Your goal:
Filter the lines below, copying only those with the string "ProRealTime".

Records about charts and figures:
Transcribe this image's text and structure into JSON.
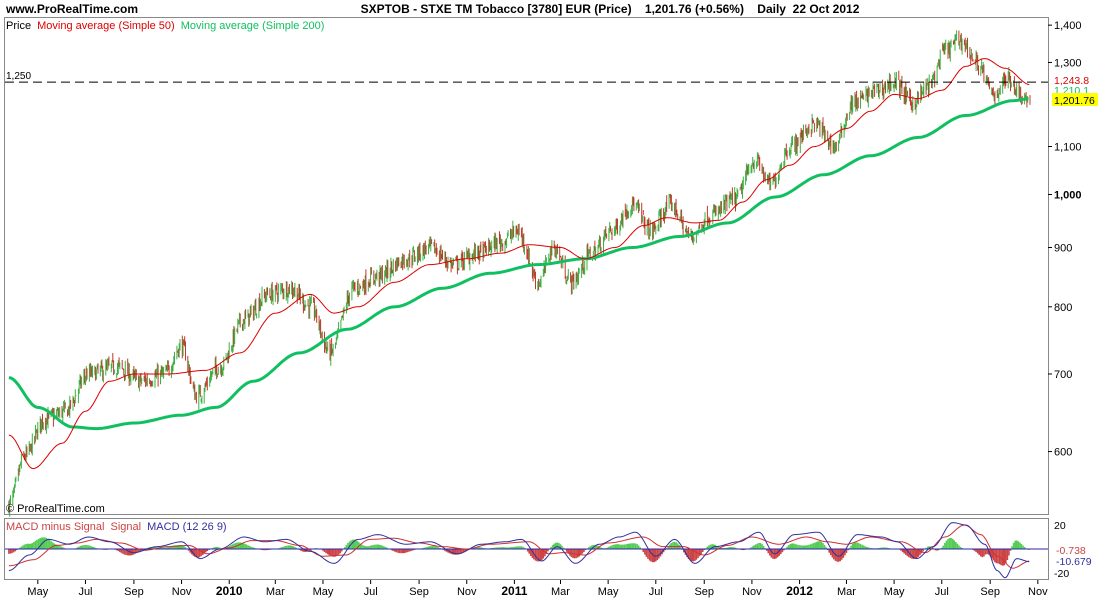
{
  "header": {
    "site": "www.ProRealTime.com",
    "title": "SXPTOB - STXE TM Tobacco [3780] EUR (Price)    1,201.76 (+0.56%)    Daily  22 Oct 2012",
    "watermark": "© ProRealTime.com"
  },
  "colors": {
    "price_up": "#3cb043",
    "price_down": "#c0392b",
    "ma50": "#dd0000",
    "ma200": "#10c060",
    "macd_line": "#3030a0",
    "signal_line": "#d03030",
    "hist_pos": "#55cc55",
    "hist_neg": "#cc4444",
    "zero_line": "#2a2aaa",
    "last_price_bg": "#ffff00"
  },
  "chart_data": [
    {
      "type": "line",
      "panel": "price",
      "legend": {
        "price": "Price",
        "ma50": "Moving average (Simple 50)",
        "ma200": "Moving average (Simple 200)"
      },
      "y_scale": "log",
      "ylim": [
        530,
        1420
      ],
      "y_ticks": [
        {
          "v": 1400,
          "label": "1,400"
        },
        {
          "v": 1300,
          "label": "1,300"
        },
        {
          "v": 1100,
          "label": "1,100"
        },
        {
          "v": 1000,
          "label": "1,000"
        },
        {
          "v": 900,
          "label": "900"
        },
        {
          "v": 800,
          "label": "800"
        },
        {
          "v": 700,
          "label": "700"
        },
        {
          "v": 600,
          "label": "600"
        }
      ],
      "bold_ticks": [
        "1,000"
      ],
      "x_ticks": [
        {
          "date": "2009-05-01",
          "label": "May"
        },
        {
          "date": "2009-07-01",
          "label": "Jul"
        },
        {
          "date": "2009-09-01",
          "label": "Sep"
        },
        {
          "date": "2009-11-01",
          "label": "Nov"
        },
        {
          "date": "2010-01-01",
          "label": "2010",
          "bold": true
        },
        {
          "date": "2010-03-01",
          "label": "Mar"
        },
        {
          "date": "2010-05-01",
          "label": "May"
        },
        {
          "date": "2010-07-01",
          "label": "Jul"
        },
        {
          "date": "2010-09-01",
          "label": "Sep"
        },
        {
          "date": "2010-11-01",
          "label": "Nov"
        },
        {
          "date": "2011-01-01",
          "label": "2011",
          "bold": true
        },
        {
          "date": "2011-03-01",
          "label": "Mar"
        },
        {
          "date": "2011-05-01",
          "label": "May"
        },
        {
          "date": "2011-07-01",
          "label": "Jul"
        },
        {
          "date": "2011-09-01",
          "label": "Sep"
        },
        {
          "date": "2011-11-01",
          "label": "Nov"
        },
        {
          "date": "2012-01-01",
          "label": "2012",
          "bold": true
        },
        {
          "date": "2012-03-01",
          "label": "Mar"
        },
        {
          "date": "2012-05-01",
          "label": "May"
        },
        {
          "date": "2012-07-01",
          "label": "Jul"
        },
        {
          "date": "2012-09-01",
          "label": "Sep"
        },
        {
          "date": "2012-11-01",
          "label": "Nov"
        }
      ],
      "horizontal_line": {
        "value": 1250,
        "label": "1,250"
      },
      "value_tags": [
        {
          "label": "1,243.8",
          "value": 1243.8,
          "color": "#dd0000"
        },
        {
          "label": "1,210.1",
          "value": 1210.1,
          "color": "#10c060"
        },
        {
          "label": "1,201.76",
          "value": 1201.76,
          "color": "#000000",
          "bg": "#ffff00"
        }
      ],
      "close_anchors": [
        [
          "2009-03-25",
          540
        ],
        [
          "2009-04-15",
          595
        ],
        [
          "2009-05-10",
          640
        ],
        [
          "2009-06-05",
          650
        ],
        [
          "2009-07-05",
          700
        ],
        [
          "2009-08-10",
          710
        ],
        [
          "2009-09-10",
          690
        ],
        [
          "2009-10-10",
          700
        ],
        [
          "2009-11-01",
          740
        ],
        [
          "2009-11-20",
          670
        ],
        [
          "2009-12-20",
          710
        ],
        [
          "2010-01-20",
          780
        ],
        [
          "2010-02-20",
          820
        ],
        [
          "2010-03-20",
          830
        ],
        [
          "2010-04-15",
          800
        ],
        [
          "2010-05-10",
          730
        ],
        [
          "2010-06-10",
          830
        ],
        [
          "2010-07-10",
          850
        ],
        [
          "2010-08-15",
          880
        ],
        [
          "2010-09-15",
          900
        ],
        [
          "2010-10-15",
          870
        ],
        [
          "2010-11-15",
          890
        ],
        [
          "2010-12-15",
          910
        ],
        [
          "2011-01-05",
          930
        ],
        [
          "2011-02-01",
          840
        ],
        [
          "2011-02-20",
          900
        ],
        [
          "2011-03-15",
          840
        ],
        [
          "2011-04-10",
          890
        ],
        [
          "2011-05-05",
          930
        ],
        [
          "2011-06-01",
          980
        ],
        [
          "2011-06-25",
          930
        ],
        [
          "2011-07-20",
          980
        ],
        [
          "2011-08-15",
          920
        ],
        [
          "2011-09-10",
          960
        ],
        [
          "2011-10-10",
          990
        ],
        [
          "2011-11-05",
          1070
        ],
        [
          "2011-11-25",
          1020
        ],
        [
          "2011-12-20",
          1100
        ],
        [
          "2012-01-20",
          1150
        ],
        [
          "2012-02-15",
          1100
        ],
        [
          "2012-03-10",
          1200
        ],
        [
          "2012-04-10",
          1230
        ],
        [
          "2012-05-01",
          1250
        ],
        [
          "2012-05-25",
          1200
        ],
        [
          "2012-06-15",
          1240
        ],
        [
          "2012-07-05",
          1330
        ],
        [
          "2012-07-25",
          1360
        ],
        [
          "2012-08-15",
          1300
        ],
        [
          "2012-09-05",
          1220
        ],
        [
          "2012-09-25",
          1260
        ],
        [
          "2012-10-10",
          1220
        ],
        [
          "2012-10-22",
          1201.76
        ]
      ],
      "ma50_anchors": [
        [
          "2009-03-25",
          620
        ],
        [
          "2009-04-25",
          580
        ],
        [
          "2009-06-01",
          610
        ],
        [
          "2009-07-01",
          650
        ],
        [
          "2009-08-01",
          690
        ],
        [
          "2009-09-01",
          700
        ],
        [
          "2009-10-15",
          700
        ],
        [
          "2009-12-01",
          705
        ],
        [
          "2010-01-15",
          730
        ],
        [
          "2010-03-01",
          790
        ],
        [
          "2010-04-15",
          820
        ],
        [
          "2010-05-15",
          790
        ],
        [
          "2010-06-15",
          800
        ],
        [
          "2010-08-01",
          840
        ],
        [
          "2010-09-15",
          870
        ],
        [
          "2010-11-01",
          880
        ],
        [
          "2010-12-15",
          890
        ],
        [
          "2011-01-20",
          905
        ],
        [
          "2011-03-01",
          900
        ],
        [
          "2011-04-01",
          880
        ],
        [
          "2011-05-10",
          900
        ],
        [
          "2011-06-15",
          940
        ],
        [
          "2011-07-15",
          955
        ],
        [
          "2011-08-20",
          945
        ],
        [
          "2011-09-20",
          950
        ],
        [
          "2011-10-20",
          985
        ],
        [
          "2011-11-20",
          1030
        ],
        [
          "2011-12-20",
          1060
        ],
        [
          "2012-01-20",
          1100
        ],
        [
          "2012-03-01",
          1140
        ],
        [
          "2012-04-01",
          1180
        ],
        [
          "2012-05-01",
          1220
        ],
        [
          "2012-06-01",
          1210
        ],
        [
          "2012-07-01",
          1230
        ],
        [
          "2012-08-01",
          1290
        ],
        [
          "2012-08-25",
          1310
        ],
        [
          "2012-09-20",
          1285
        ],
        [
          "2012-10-22",
          1243.8
        ]
      ],
      "ma200_anchors": [
        [
          "2009-03-25",
          695
        ],
        [
          "2009-05-01",
          655
        ],
        [
          "2009-06-15",
          630
        ],
        [
          "2009-07-15",
          628
        ],
        [
          "2009-09-01",
          635
        ],
        [
          "2009-11-01",
          645
        ],
        [
          "2009-12-15",
          655
        ],
        [
          "2010-02-01",
          690
        ],
        [
          "2010-04-01",
          730
        ],
        [
          "2010-06-01",
          765
        ],
        [
          "2010-08-01",
          800
        ],
        [
          "2010-10-01",
          830
        ],
        [
          "2010-12-01",
          855
        ],
        [
          "2011-02-01",
          870
        ],
        [
          "2011-04-01",
          880
        ],
        [
          "2011-06-01",
          900
        ],
        [
          "2011-08-01",
          920
        ],
        [
          "2011-10-01",
          945
        ],
        [
          "2011-12-01",
          995
        ],
        [
          "2012-02-01",
          1040
        ],
        [
          "2012-04-01",
          1080
        ],
        [
          "2012-06-01",
          1120
        ],
        [
          "2012-08-01",
          1170
        ],
        [
          "2012-10-01",
          1205
        ],
        [
          "2012-10-22",
          1210.1
        ]
      ]
    },
    {
      "type": "line",
      "panel": "macd",
      "legend": {
        "hist": "MACD minus Signal",
        "signal": "Signal",
        "macd": "MACD (12 26 9)"
      },
      "ylim": [
        -25,
        25
      ],
      "y_ticks": [
        {
          "v": 20,
          "label": "20"
        },
        {
          "v": -20,
          "label": "-20"
        }
      ],
      "value_tags": [
        {
          "label": "-0.738",
          "value": -0.738,
          "color": "#cc4444"
        },
        {
          "label": "-10.679",
          "value": -10.679,
          "color": "#3030a0"
        }
      ],
      "macd_anchors": [
        [
          "2009-03-25",
          -18
        ],
        [
          "2009-04-20",
          -5
        ],
        [
          "2009-05-15",
          8
        ],
        [
          "2009-06-10",
          4
        ],
        [
          "2009-07-05",
          10
        ],
        [
          "2009-08-01",
          6
        ],
        [
          "2009-09-01",
          -3
        ],
        [
          "2009-10-01",
          2
        ],
        [
          "2009-11-01",
          6
        ],
        [
          "2009-11-25",
          -8
        ],
        [
          "2009-12-20",
          0
        ],
        [
          "2010-01-20",
          10
        ],
        [
          "2010-02-15",
          6
        ],
        [
          "2010-03-15",
          8
        ],
        [
          "2010-04-15",
          -2
        ],
        [
          "2010-05-15",
          -12
        ],
        [
          "2010-06-15",
          8
        ],
        [
          "2010-07-10",
          12
        ],
        [
          "2010-08-15",
          4
        ],
        [
          "2010-09-15",
          6
        ],
        [
          "2010-10-20",
          -4
        ],
        [
          "2010-11-20",
          4
        ],
        [
          "2010-12-20",
          6
        ],
        [
          "2011-01-10",
          8
        ],
        [
          "2011-02-05",
          -10
        ],
        [
          "2011-02-25",
          2
        ],
        [
          "2011-03-20",
          -12
        ],
        [
          "2011-04-20",
          4
        ],
        [
          "2011-05-15",
          10
        ],
        [
          "2011-06-05",
          14
        ],
        [
          "2011-07-01",
          -6
        ],
        [
          "2011-07-25",
          8
        ],
        [
          "2011-08-20",
          -12
        ],
        [
          "2011-09-15",
          2
        ],
        [
          "2011-10-15",
          6
        ],
        [
          "2011-11-10",
          14
        ],
        [
          "2011-11-30",
          -4
        ],
        [
          "2011-12-25",
          12
        ],
        [
          "2012-01-25",
          14
        ],
        [
          "2012-02-20",
          -6
        ],
        [
          "2012-03-15",
          12
        ],
        [
          "2012-04-15",
          10
        ],
        [
          "2012-05-05",
          6
        ],
        [
          "2012-05-30",
          -8
        ],
        [
          "2012-06-20",
          2
        ],
        [
          "2012-07-15",
          22
        ],
        [
          "2012-08-01",
          20
        ],
        [
          "2012-08-25",
          4
        ],
        [
          "2012-09-10",
          -18
        ],
        [
          "2012-09-20",
          -24
        ],
        [
          "2012-10-05",
          -8
        ],
        [
          "2012-10-22",
          -10.679
        ]
      ],
      "signal_anchors": [
        [
          "2009-03-25",
          -14
        ],
        [
          "2009-04-25",
          -9
        ],
        [
          "2009-05-25",
          3
        ],
        [
          "2009-06-20",
          5
        ],
        [
          "2009-07-15",
          8
        ],
        [
          "2009-08-15",
          5
        ],
        [
          "2009-09-15",
          -1
        ],
        [
          "2009-10-15",
          2
        ],
        [
          "2009-11-10",
          3
        ],
        [
          "2009-12-05",
          -4
        ],
        [
          "2010-01-01",
          1
        ],
        [
          "2010-01-30",
          7
        ],
        [
          "2010-03-01",
          7
        ],
        [
          "2010-04-01",
          3
        ],
        [
          "2010-05-01",
          -6
        ],
        [
          "2010-05-30",
          -5
        ],
        [
          "2010-06-30",
          8
        ],
        [
          "2010-07-30",
          9
        ],
        [
          "2010-09-01",
          5
        ],
        [
          "2010-10-01",
          2
        ],
        [
          "2010-11-01",
          0
        ],
        [
          "2010-12-01",
          4
        ],
        [
          "2011-01-20",
          6
        ],
        [
          "2011-02-15",
          -4
        ],
        [
          "2011-03-05",
          -3
        ],
        [
          "2011-04-01",
          -5
        ],
        [
          "2011-05-01",
          5
        ],
        [
          "2011-06-15",
          10
        ],
        [
          "2011-07-10",
          2
        ],
        [
          "2011-08-05",
          2
        ],
        [
          "2011-09-01",
          -5
        ],
        [
          "2011-10-01",
          3
        ],
        [
          "2011-11-01",
          10
        ],
        [
          "2011-12-05",
          4
        ],
        [
          "2012-01-10",
          10
        ],
        [
          "2012-02-05",
          6
        ],
        [
          "2012-03-01",
          4
        ],
        [
          "2012-04-01",
          10
        ],
        [
          "2012-05-10",
          6
        ],
        [
          "2012-06-10",
          -3
        ],
        [
          "2012-07-05",
          10
        ],
        [
          "2012-07-30",
          20
        ],
        [
          "2012-08-20",
          12
        ],
        [
          "2012-09-10",
          -6
        ],
        [
          "2012-09-30",
          -16
        ],
        [
          "2012-10-22",
          -9.941
        ]
      ]
    }
  ]
}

Exercise output:
    "site": "www.ProRealTime.com",
    "watermark": "© ProRealTime.com"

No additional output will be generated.